**LISTING:**
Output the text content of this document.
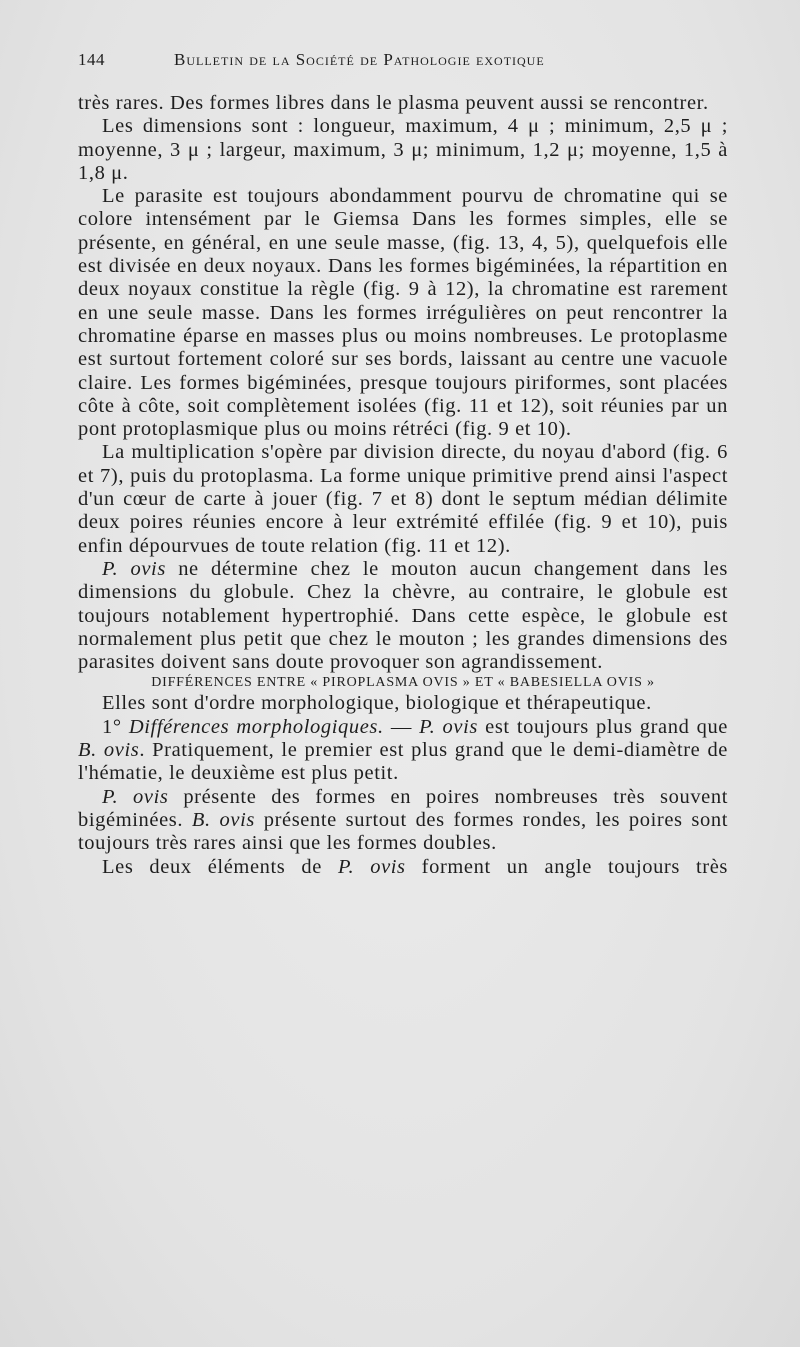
144	Bulletin de la Société de Pathologie exotique

très rares. Des formes libres dans le plasma peuvent aussi se rencontrer.

Les dimensions sont : longueur, maximum, 4 μ ; minimum, 2,5 μ ; moyenne, 3 μ ; largeur, maximum, 3 μ; minimum, 1,2 μ; moyenne, 1,5 à 1,8 μ.

Le parasite est toujours abondamment pourvu de chromatine qui se colore intensément par le Giemsa Dans les formes simples, elle se présente, en général, en une seule masse, (fig. 13, 4, 5), quelquefois elle est divisée en deux noyaux. Dans les formes bigéminées, la répartition en deux noyaux constitue la règle (fig. 9 à 12), la chromatine est rarement en une seule masse. Dans les formes irrégulières on peut rencontrer la chromatine éparse en masses plus ou moins nombreuses. Le protoplasme est surtout fortement coloré sur ses bords, laissant au centre une vacuole claire. Les formes bigéminées, presque toujours piriformes, sont placées côte à côte, soit complètement isolées (fig. 11 et 12), soit réunies par un pont protoplasmique plus ou moins rétréci (fig. 9 et 10).

La multiplication s'opère par division directe, du noyau d'abord (fig. 6 et 7), puis du protoplasma. La forme unique primitive prend ainsi l'aspect d'un cœur de carte à jouer (fig. 7 et 8) dont le septum médian délimite deux poires réunies encore à leur extrémité effilée (fig. 9 et 10), puis enfin dépourvues de toute relation (fig. 11 et 12).

P. ovis ne détermine chez le mouton aucun changement dans les dimensions du globule. Chez la chèvre, au contraire, le globule est toujours notablement hypertrophié. Dans cette espèce, le globule est normalement plus petit que chez le mouton ; les grandes dimensions des parasites doivent sans doute provoquer son agrandissement.

DIFFÉRENCES ENTRE « PIROPLASMA OVIS » ET « BABESIELLA OVIS »

Elles sont d'ordre morphologique, biologique et thérapeutique.

1° Différences morphologiques. — P. ovis est toujours plus grand que B. ovis. Pratiquement, le premier est plus grand que le demi-diamètre de l'hématie, le deuxième est plus petit.

P. ovis présente des formes en poires nombreuses très souvent bigéminées. B. ovis présente surtout des formes rondes, les poires sont toujours très rares ainsi que les formes doubles.

Les deux éléments de P. ovis forment un angle toujours très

**PROBLEM DESCRIPTION:** All of the records above must be copied exactly, except for the pictures.

**TASK OUTPUT:**
Output the text content of this document.
144	Bulletin de la Société de Pathologie exotique

très rares. Des formes libres dans le plasma peuvent aussi se rencontrer.

Les dimensions sont : longueur, maximum, 4 μ ; minimum, 2,5 μ ; moyenne, 3 μ ; largeur, maximum, 3 μ; minimum, 1,2 μ; moyenne, 1,5 à 1,8 μ.

Le parasite est toujours abondamment pourvu de chromatine qui se colore intensément par le Giemsa Dans les formes simples, elle se présente, en général, en une seule masse, (fig. 13, 4, 5), quelquefois elle est divisée en deux noyaux. Dans les formes bigéminées, la répartition en deux noyaux constitue la règle (fig. 9 à 12), la chromatine est rarement en une seule masse. Dans les formes irrégulières on peut rencontrer la chromatine éparse en masses plus ou moins nombreuses. Le protoplasme est surtout fortement coloré sur ses bords, laissant au centre une vacuole claire. Les formes bigéminées, presque toujours piriformes, sont placées côte à côte, soit complètement isolées (fig. 11 et 12), soit réunies par un pont protoplasmique plus ou moins rétréci (fig. 9 et 10).

La multiplication s'opère par division directe, du noyau d'abord (fig. 6 et 7), puis du protoplasma. La forme unique primitive prend ainsi l'aspect d'un cœur de carte à jouer (fig. 7 et 8) dont le septum médian délimite deux poires réunies encore à leur extrémité effilée (fig. 9 et 10), puis enfin dépourvues de toute relation (fig. 11 et 12).

P. ovis ne détermine chez le mouton aucun changement dans les dimensions du globule. Chez la chèvre, au contraire, le globule est toujours notablement hypertrophié. Dans cette espèce, le globule est normalement plus petit que chez le mouton ; les grandes dimensions des parasites doivent sans doute provoquer son agrandissement.

DIFFÉRENCES ENTRE « PIROPLASMA OVIS » ET « BABESIELLA OVIS »

Elles sont d'ordre morphologique, biologique et thérapeutique.

1° Différences morphologiques. — P. ovis est toujours plus grand que B. ovis. Pratiquement, le premier est plus grand que le demi-diamètre de l'hématie, le deuxième est plus petit.

P. ovis présente des formes en poires nombreuses très souvent bigéminées. B. ovis présente surtout des formes rondes, les poires sont toujours très rares ainsi que les formes doubles.

Les deux éléments de P. ovis forment un angle toujours très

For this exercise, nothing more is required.